# Work to be completed
Repeat the listing word for word. No pictures belong in the copy.
══════
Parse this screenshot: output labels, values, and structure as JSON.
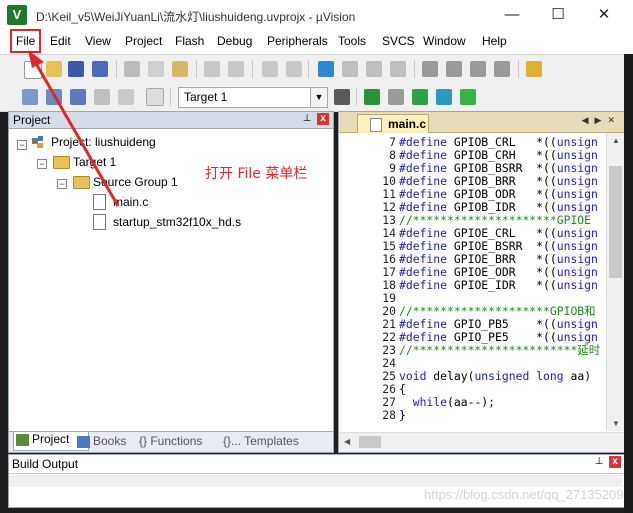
{
  "window": {
    "title": "D:\\Keil_v5\\WeiJiYuanLi\\流水灯\\liushuideng.uvprojx - µVision",
    "app_icon": "V",
    "minimize_glyph": "—",
    "maximize_glyph": "☐",
    "close_glyph": "✕"
  },
  "menubar": {
    "items": [
      "File",
      "Edit",
      "View",
      "Project",
      "Flash",
      "Debug",
      "Peripherals",
      "Tools",
      "SVCS",
      "Window",
      "Help"
    ]
  },
  "toolbar2": {
    "target_value": "Target 1"
  },
  "project_panel": {
    "title": "Project",
    "pin_glyph": "⊥",
    "close_glyph": "x",
    "tree": {
      "project": "Project: liushuideng",
      "target": "Target 1",
      "group": "Source Group 1",
      "files": [
        "main.c",
        "startup_stm32f10x_hd.s"
      ]
    },
    "tabs": [
      "Project",
      "Books",
      "{} Functions",
      "{}... Templates"
    ]
  },
  "editor": {
    "tab_label": "main.c",
    "lines": [
      {
        "n": "7",
        "kw": "#define",
        "rest": " GPIOB_CRL   *((",
        "tail": "unsign"
      },
      {
        "n": "8",
        "kw": "#define",
        "rest": " GPIOB_CRH   *((",
        "tail": "unsign"
      },
      {
        "n": "9",
        "kw": "#define",
        "rest": " GPIOB_BSRR  *((",
        "tail": "unsign"
      },
      {
        "n": "10",
        "kw": "#define",
        "rest": " GPIOB_BRR   *((",
        "tail": "unsign"
      },
      {
        "n": "11",
        "kw": "#define",
        "rest": " GPIOB_ODR   *((",
        "tail": "unsign"
      },
      {
        "n": "12",
        "kw": "#define",
        "rest": " GPIOB_IDR   *((",
        "tail": "unsign"
      },
      {
        "n": "13",
        "comment": "//*********************GPIOE"
      },
      {
        "n": "14",
        "kw": "#define",
        "rest": " GPIOE_CRL   *((",
        "tail": "unsign"
      },
      {
        "n": "15",
        "kw": "#define",
        "rest": " GPIOE_BSRR  *((",
        "tail": "unsign"
      },
      {
        "n": "16",
        "kw": "#define",
        "rest": " GPIOE_BRR   *((",
        "tail": "unsign"
      },
      {
        "n": "17",
        "kw": "#define",
        "rest": " GPIOE_ODR   *((",
        "tail": "unsign"
      },
      {
        "n": "18",
        "kw": "#define",
        "rest": " GPIOE_IDR   *((",
        "tail": "unsign"
      },
      {
        "n": "19",
        "plain": ""
      },
      {
        "n": "20",
        "comment": "//********************GPIOB和"
      },
      {
        "n": "21",
        "kw": "#define",
        "rest": " GPIO_PB5    *((",
        "tail": "unsign"
      },
      {
        "n": "22",
        "kw": "#define",
        "rest": " GPIO_PE5    *((",
        "tail": "unsign"
      },
      {
        "n": "23",
        "comment": "//************************延时"
      },
      {
        "n": "24",
        "plain": ""
      },
      {
        "n": "25",
        "code": "void delay(unsigned long aa)"
      },
      {
        "n": "26",
        "plain": "{"
      },
      {
        "n": "27",
        "code": "  while(aa--);"
      },
      {
        "n": "28",
        "plain": "}"
      }
    ]
  },
  "build_output": {
    "title": "Build Output"
  },
  "annotation": {
    "text": "打开 File 菜单栏",
    "color": "#e3262b"
  },
  "watermark": "https://blog.csdn.net/qq_27135209",
  "colors": {
    "keyword": "#1d1dbf",
    "comment": "#1e8a1e",
    "panel_header": "#d6dbe9",
    "editor_tab": "#fdf0bd"
  }
}
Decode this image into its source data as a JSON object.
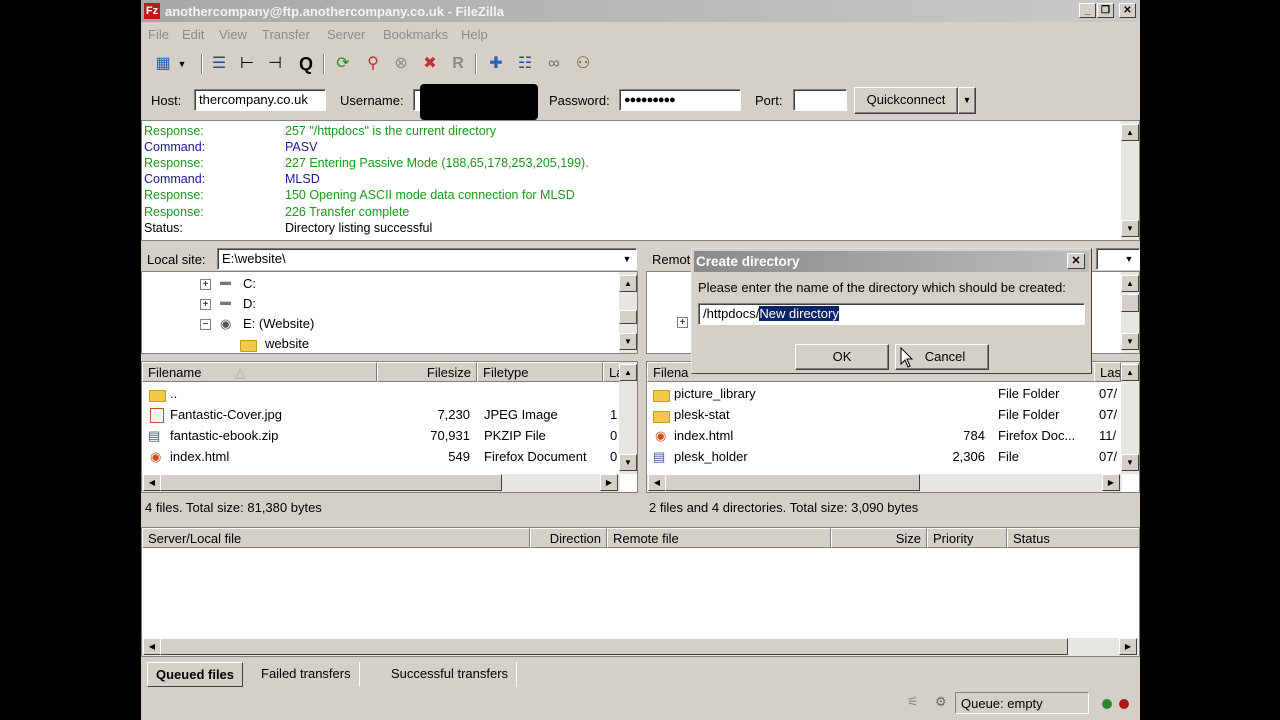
{
  "window": {
    "title": "anothercompany@ftp.anothercompany.co.uk - FileZilla",
    "app_icon": "Fz",
    "controls": {
      "minimize": "_",
      "restore": "❐",
      "close": "✕"
    }
  },
  "menu": [
    "File",
    "Edit",
    "View",
    "Transfer",
    "Server",
    "Bookmarks",
    "Help"
  ],
  "toolbar_icons": [
    "site-manager-icon",
    "toggle-log-icon",
    "toggle-local-tree-icon",
    "toggle-remote-tree-icon",
    "toggle-queue-icon",
    "refresh-icon",
    "process-queue-icon",
    "cancel-icon",
    "disconnect-icon",
    "reconnect-icon",
    "compare-icon",
    "filter-icon",
    "sync-browse-icon",
    "search-icon"
  ],
  "quickconnect": {
    "host_label": "Host:",
    "host_value": "thercompany.co.uk",
    "username_label": "Username:",
    "password_label": "Password:",
    "password_value": "●●●●●●●●●",
    "port_label": "Port:",
    "port_value": "",
    "button": "Quickconnect",
    "dropdown": "▼"
  },
  "log": [
    {
      "type": "Response:",
      "msg": "257 \"/httpdocs\" is the current directory",
      "color": "#1a9a1a"
    },
    {
      "type": "Command:",
      "msg": "PASV",
      "color": "#1a1a9a"
    },
    {
      "type": "Response:",
      "msg": "227 Entering Passive Mode (188,65,178,253,205,199).",
      "color": "#1a9a1a"
    },
    {
      "type": "Command:",
      "msg": "MLSD",
      "color": "#1a1a9a"
    },
    {
      "type": "Response:",
      "msg": "150 Opening ASCII mode data connection for MLSD",
      "color": "#1a9a1a"
    },
    {
      "type": "Response:",
      "msg": "226 Transfer complete",
      "color": "#1a9a1a"
    },
    {
      "type": "Status:",
      "msg": "Directory listing successful",
      "color": "#000000"
    }
  ],
  "local": {
    "site_label": "Local site:",
    "site_path": "E:\\website\\",
    "tree": [
      {
        "label": "C:",
        "expander": "+"
      },
      {
        "label": "D:",
        "expander": "+"
      },
      {
        "label": "E: (Website)",
        "expander": "−"
      },
      {
        "label": "website",
        "expander": ""
      }
    ],
    "columns": {
      "filename": "Filename",
      "sort": "△",
      "filesize": "Filesize",
      "filetype": "Filetype",
      "last": "La"
    },
    "files": [
      {
        "name": "..",
        "size": "",
        "type": "",
        "date": ""
      },
      {
        "name": "Fantastic-Cover.jpg",
        "size": "7,230",
        "type": "JPEG Image",
        "date": "1"
      },
      {
        "name": "fantastic-ebook.zip",
        "size": "70,931",
        "type": "PKZIP File",
        "date": "0"
      },
      {
        "name": "index.html",
        "size": "549",
        "type": "Firefox Document",
        "date": "0"
      }
    ],
    "status": "4 files. Total size: 81,380 bytes"
  },
  "remote": {
    "site_label": "Remot",
    "columns": {
      "filename": "Filena",
      "last": "Las"
    },
    "files": [
      {
        "name": "picture_library",
        "size": "",
        "type": "File Folder",
        "date": "07/"
      },
      {
        "name": "plesk-stat",
        "size": "",
        "type": "File Folder",
        "date": "07/"
      },
      {
        "name": "index.html",
        "size": "784",
        "type": "Firefox Doc...",
        "date": "11/"
      },
      {
        "name": "plesk_holder",
        "size": "2,306",
        "type": "File",
        "date": "07/"
      }
    ],
    "status": "2 files and 4 directories. Total size: 3,090 bytes"
  },
  "dialog": {
    "title": "Create directory",
    "close": "✕",
    "prompt": "Please enter the name of the directory which should be created:",
    "value_prefix": "/httpdocs/",
    "value_selected": "New directory",
    "ok": "OK",
    "cancel": "Cancel"
  },
  "queue": {
    "columns": {
      "server": "Server/Local file",
      "direction": "Direction",
      "remote": "Remote file",
      "size": "Size",
      "priority": "Priority",
      "status": "Status"
    },
    "tabs": [
      "Queued files",
      "Failed transfers",
      "Successful transfers"
    ],
    "status": "Queue: empty"
  }
}
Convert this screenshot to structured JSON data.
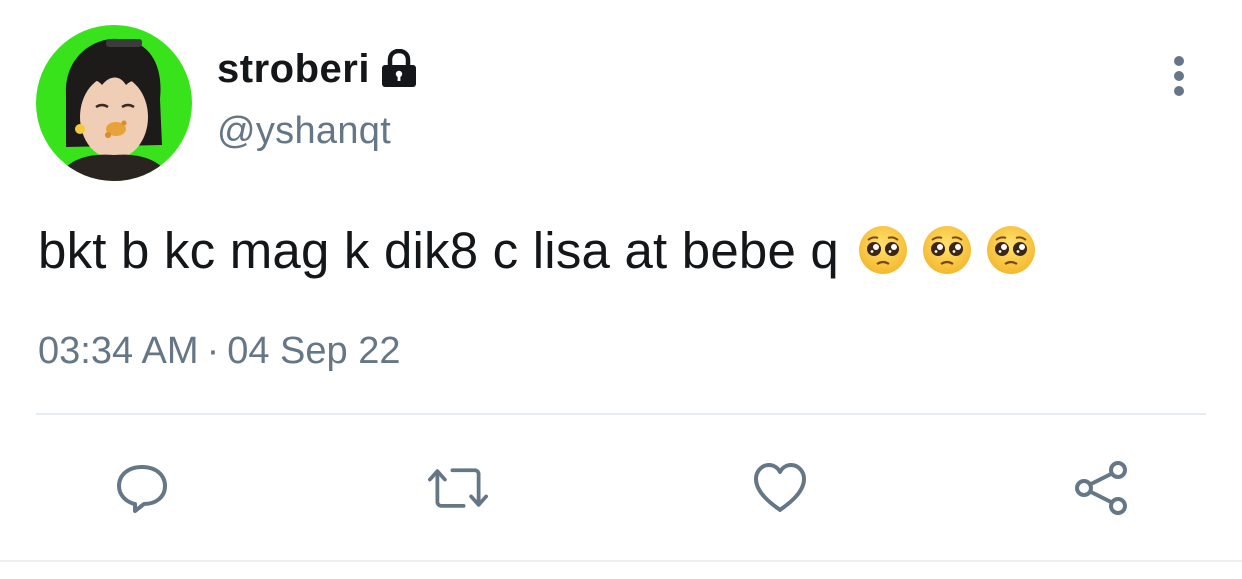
══════
# Complete output
Parse this screenshot: output labels, values, and structure as JSON.
{
  "window": {
    "title": "D:\\Keil_v5\\WeiJiYuanLi\\流水灯\\liushuideng.uvprojx - µVision",
    "app_icon": "V",
    "minimize_glyph": "—",
    "maximize_glyph": "☐",
    "close_glyph": "✕"
  },
  "menubar": {
    "items": [
      "File",
      "Edit",
      "View",
      "Project",
      "Flash",
      "Debug",
      "Peripherals",
      "Tools",
      "SVCS",
      "Window",
      "Help"
    ]
  },
  "toolbar2": {
    "target_value": "Target 1"
  },
  "project_panel": {
    "title": "Project",
    "pin_glyph": "⊥",
    "close_glyph": "x",
    "tree": {
      "project": "Project: liushuideng",
      "target": "Target 1",
      "group": "Source Group 1",
      "files": [
        "main.c",
        "startup_stm32f10x_hd.s"
      ]
    },
    "tabs": [
      "Project",
      "Books",
      "{} Functions",
      "{}... Templates"
    ]
  },
  "editor": {
    "tab_label": "main.c",
    "lines": [
      {
        "n": "7",
        "kw": "#define",
        "rest": " GPIOB_CRL   *((",
        "tail": "unsign"
      },
      {
        "n": "8",
        "kw": "#define",
        "rest": " GPIOB_CRH   *((",
        "tail": "unsign"
      },
      {
        "n": "9",
        "kw": "#define",
        "rest": " GPIOB_BSRR  *((",
        "tail": "unsign"
      },
      {
        "n": "10",
        "kw": "#define",
        "rest": " GPIOB_BRR   *((",
        "tail": "unsign"
      },
      {
        "n": "11",
        "kw": "#define",
        "rest": " GPIOB_ODR   *((",
        "tail": "unsign"
      },
      {
        "n": "12",
        "kw": "#define",
        "rest": " GPIOB_IDR   *((",
        "tail": "unsign"
      },
      {
        "n": "13",
        "comment": "//*********************GPIOE"
      },
      {
        "n": "14",
        "kw": "#define",
        "rest": " GPIOE_CRL   *((",
        "tail": "unsign"
      },
      {
        "n": "15",
        "kw": "#define",
        "rest": " GPIOE_BSRR  *((",
        "tail": "unsign"
      },
      {
        "n": "16",
        "kw": "#define",
        "rest": " GPIOE_BRR   *((",
        "tail": "unsign"
      },
      {
        "n": "17",
        "kw": "#define",
        "rest": " GPIOE_ODR   *((",
        "tail": "unsign"
      },
      {
        "n": "18",
        "kw": "#define",
        "rest": " GPIOE_IDR   *((",
        "tail": "unsign"
      },
      {
        "n": "19",
        "plain": ""
      },
      {
        "n": "20",
        "comment": "//********************GPIOB和"
      },
      {
        "n": "21",
        "kw": "#define",
        "rest": " GPIO_PB5    *((",
        "tail": "unsign"
      },
      {
        "n": "22",
        "kw": "#define",
        "rest": " GPIO_PE5    *((",
        "tail": "unsign"
      },
      {
        "n": "23",
        "comment": "//************************延时"
      },
      {
        "n": "24",
        "plain": ""
      },
      {
        "n": "25",
        "code": "void delay(unsigned long aa)"
      },
      {
        "n": "26",
        "plain": "{"
      },
      {
        "n": "27",
        "code": "  while(aa--);"
      },
      {
        "n": "28",
        "plain": "}"
      }
    ]
  },
  "build_output": {
    "title": "Build Output"
  },
  "annotation": {
    "text": "打开 File 菜单栏",
    "color": "#e3262b"
  },
  "watermark": "https://blog.csdn.net/qq_27135209",
  "colors": {
    "keyword": "#1d1dbf",
    "comment": "#1e8a1e",
    "panel_header": "#d6dbe9",
    "editor_tab": "#fdf0bd"
  }
}
Decode this image into its source data as a JSON object.
{
  "window": {
    "title": "anothercompany@ftp.anothercompany.co.uk - FileZilla",
    "app_icon": "Fz",
    "controls": {
      "minimize": "_",
      "restore": "❐",
      "close": "✕"
    }
  },
  "menu": [
    "File",
    "Edit",
    "View",
    "Transfer",
    "Server",
    "Bookmarks",
    "Help"
  ],
  "toolbar_icons": [
    "site-manager-icon",
    "toggle-log-icon",
    "toggle-local-tree-icon",
    "toggle-remote-tree-icon",
    "toggle-queue-icon",
    "refresh-icon",
    "process-queue-icon",
    "cancel-icon",
    "disconnect-icon",
    "reconnect-icon",
    "compare-icon",
    "filter-icon",
    "sync-browse-icon",
    "search-icon"
  ],
  "quickconnect": {
    "host_label": "Host:",
    "host_value": "thercompany.co.uk",
    "username_label": "Username:",
    "password_label": "Password:",
    "password_value": "●●●●●●●●●",
    "port_label": "Port:",
    "port_value": "",
    "button": "Quickconnect",
    "dropdown": "▼"
  },
  "log": [
    {
      "type": "Response:",
      "msg": "257 \"/httpdocs\" is the current directory",
      "color": "#1a9a1a"
    },
    {
      "type": "Command:",
      "msg": "PASV",
      "color": "#1a1a9a"
    },
    {
      "type": "Response:",
      "msg": "227 Entering Passive Mode (188,65,178,253,205,199).",
      "color": "#1a9a1a"
    },
    {
      "type": "Command:",
      "msg": "MLSD",
      "color": "#1a1a9a"
    },
    {
      "type": "Response:",
      "msg": "150 Opening ASCII mode data connection for MLSD",
      "color": "#1a9a1a"
    },
    {
      "type": "Response:",
      "msg": "226 Transfer complete",
      "color": "#1a9a1a"
    },
    {
      "type": "Status:",
      "msg": "Directory listing successful",
      "color": "#000000"
    }
  ],
  "local": {
    "site_label": "Local site:",
    "site_path": "E:\\website\\",
    "tree": [
      {
        "label": "C:",
        "expander": "+"
      },
      {
        "label": "D:",
        "expander": "+"
      },
      {
        "label": "E: (Website)",
        "expander": "−"
      },
      {
        "label": "website",
        "expander": ""
      }
    ],
    "columns": {
      "filename": "Filename",
      "sort": "△",
      "filesize": "Filesize",
      "filetype": "Filetype",
      "last": "La"
    },
    "files": [
      {
        "name": "..",
        "size": "",
        "type": "",
        "date": ""
      },
      {
        "name": "Fantastic-Cover.jpg",
        "size": "7,230",
        "type": "JPEG Image",
        "date": "1"
      },
      {
        "name": "fantastic-ebook.zip",
        "size": "70,931",
        "type": "PKZIP File",
        "date": "0"
      },
      {
        "name": "index.html",
        "size": "549",
        "type": "Firefox Document",
        "date": "0"
      }
    ],
    "status": "4 files. Total size: 81,380 bytes"
  },
  "remote": {
    "site_label": "Remot",
    "columns": {
      "filename": "Filena",
      "last": "Las"
    },
    "files": [
      {
        "name": "picture_library",
        "size": "",
        "type": "File Folder",
        "date": "07/"
      },
      {
        "name": "plesk-stat",
        "size": "",
        "type": "File Folder",
        "date": "07/"
      },
      {
        "name": "index.html",
        "size": "784",
        "type": "Firefox Doc...",
        "date": "11/"
      },
      {
        "name": "plesk_holder",
        "size": "2,306",
        "type": "File",
        "date": "07/"
      }
    ],
    "status": "2 files and 4 directories. Total size: 3,090 bytes"
  },
  "dialog": {
    "title": "Create directory",
    "close": "✕",
    "prompt": "Please enter the name of the directory which should be created:",
    "value_prefix": "/httpdocs/",
    "value_selected": "New directory",
    "ok": "OK",
    "cancel": "Cancel"
  },
  "queue": {
    "columns": {
      "server": "Server/Local file",
      "direction": "Direction",
      "remote": "Remote file",
      "size": "Size",
      "priority": "Priority",
      "status": "Status"
    },
    "tabs": [
      "Queued files",
      "Failed transfers",
      "Successful transfers"
    ],
    "status": "Queue: empty"
  }
}
Convert this screenshot to structured JSON data.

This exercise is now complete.